### TO BE DONE
The listing below must be repeated word for word, with its images excluded.

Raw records
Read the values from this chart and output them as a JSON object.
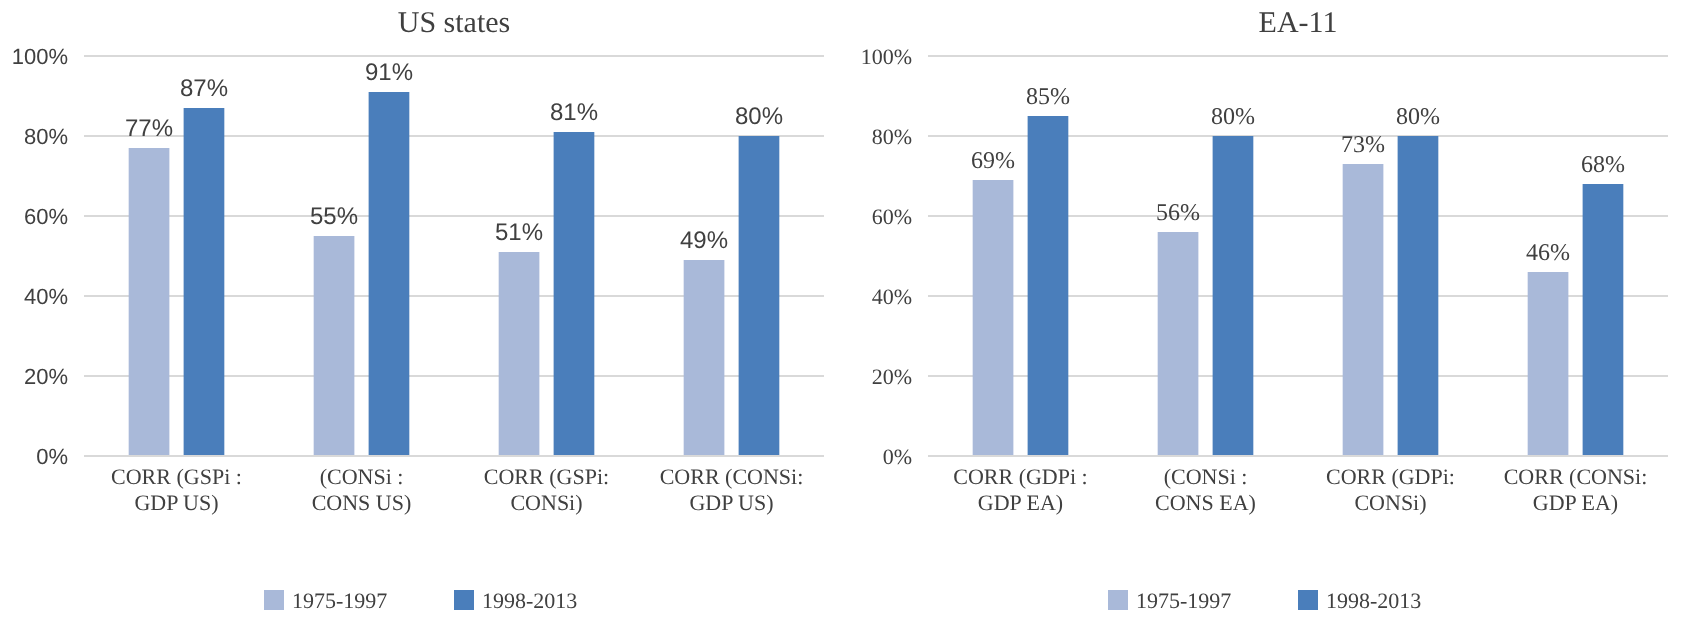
{
  "chart_data": [
    {
      "type": "bar",
      "title": "US states",
      "categories": [
        "CORR (GSPi : GDP US)",
        "(CONSi : CONS US)",
        "CORR (GSPi: CONSi)",
        "CORR (CONSi: GDP US)"
      ],
      "series": [
        {
          "name": "1975-1997",
          "color": "#a9b9d9",
          "values": [
            77,
            55,
            51,
            49
          ],
          "value_labels": [
            "77%",
            "55%",
            "51%",
            "49%"
          ]
        },
        {
          "name": "1998-2013",
          "color": "#4a7ebb",
          "values": [
            87,
            91,
            81,
            80
          ],
          "value_labels": [
            "87%",
            "91%",
            "81%",
            "80%"
          ]
        }
      ],
      "ylim": [
        0,
        100
      ],
      "yticks": [
        {
          "value": 0,
          "label": "0%"
        },
        {
          "value": 20,
          "label": "20%"
        },
        {
          "value": 40,
          "label": "40%"
        },
        {
          "value": 60,
          "label": "60%"
        },
        {
          "value": 80,
          "label": "80%"
        },
        {
          "value": 100,
          "label": "100%"
        }
      ],
      "grid": "y",
      "legend": "bottom"
    },
    {
      "type": "bar",
      "title": "EA-11",
      "categories": [
        "CORR (GDPi : GDP EA)",
        "(CONSi : CONS EA)",
        "CORR (GDPi: CONSi)",
        "CORR (CONSi: GDP EA)"
      ],
      "series": [
        {
          "name": "1975-1997",
          "color": "#a9b9d9",
          "values": [
            69,
            56,
            73,
            46
          ],
          "value_labels": [
            "69%",
            "56%",
            "73%",
            "46%"
          ]
        },
        {
          "name": "1998-2013",
          "color": "#4a7ebb",
          "values": [
            85,
            80,
            80,
            68
          ],
          "value_labels": [
            "85%",
            "80%",
            "80%",
            "68%"
          ]
        }
      ],
      "ylim": [
        0,
        100
      ],
      "yticks": [
        {
          "value": 0,
          "label": "0%"
        },
        {
          "value": 20,
          "label": "20%"
        },
        {
          "value": 40,
          "label": "40%"
        },
        {
          "value": 60,
          "label": "60%"
        },
        {
          "value": 80,
          "label": "80%"
        },
        {
          "value": 100,
          "label": "100%"
        }
      ],
      "grid": "y",
      "legend": "bottom"
    }
  ]
}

### TASK SOLUTION
Read the values from this chart and output them as a JSON object.
{
  "chart_data": [
    {
      "type": "bar",
      "title": "US states",
      "categories": [
        "CORR (GSPi : GDP US)",
        "(CONSi : CONS US)",
        "CORR (GSPi: CONSi)",
        "CORR (CONSi: GDP US)"
      ],
      "series": [
        {
          "name": "1975-1997",
          "color": "#a9b9d9",
          "values": [
            77,
            55,
            51,
            49
          ],
          "value_labels": [
            "77%",
            "55%",
            "51%",
            "49%"
          ]
        },
        {
          "name": "1998-2013",
          "color": "#4a7ebb",
          "values": [
            87,
            91,
            81,
            80
          ],
          "value_labels": [
            "87%",
            "91%",
            "81%",
            "80%"
          ]
        }
      ],
      "ylim": [
        0,
        100
      ],
      "yticks": [
        {
          "value": 0,
          "label": "0%"
        },
        {
          "value": 20,
          "label": "20%"
        },
        {
          "value": 40,
          "label": "40%"
        },
        {
          "value": 60,
          "label": "60%"
        },
        {
          "value": 80,
          "label": "80%"
        },
        {
          "value": 100,
          "label": "100%"
        }
      ],
      "grid": "y",
      "legend": "bottom"
    },
    {
      "type": "bar",
      "title": "EA-11",
      "categories": [
        "CORR (GDPi : GDP EA)",
        "(CONSi : CONS EA)",
        "CORR (GDPi: CONSi)",
        "CORR (CONSi: GDP EA)"
      ],
      "series": [
        {
          "name": "1975-1997",
          "color": "#a9b9d9",
          "values": [
            69,
            56,
            73,
            46
          ],
          "value_labels": [
            "69%",
            "56%",
            "73%",
            "46%"
          ]
        },
        {
          "name": "1998-2013",
          "color": "#4a7ebb",
          "values": [
            85,
            80,
            80,
            68
          ],
          "value_labels": [
            "85%",
            "80%",
            "80%",
            "68%"
          ]
        }
      ],
      "ylim": [
        0,
        100
      ],
      "yticks": [
        {
          "value": 0,
          "label": "0%"
        },
        {
          "value": 20,
          "label": "20%"
        },
        {
          "value": 40,
          "label": "40%"
        },
        {
          "value": 60,
          "label": "60%"
        },
        {
          "value": 80,
          "label": "80%"
        },
        {
          "value": 100,
          "label": "100%"
        }
      ],
      "grid": "y",
      "legend": "bottom"
    }
  ]
}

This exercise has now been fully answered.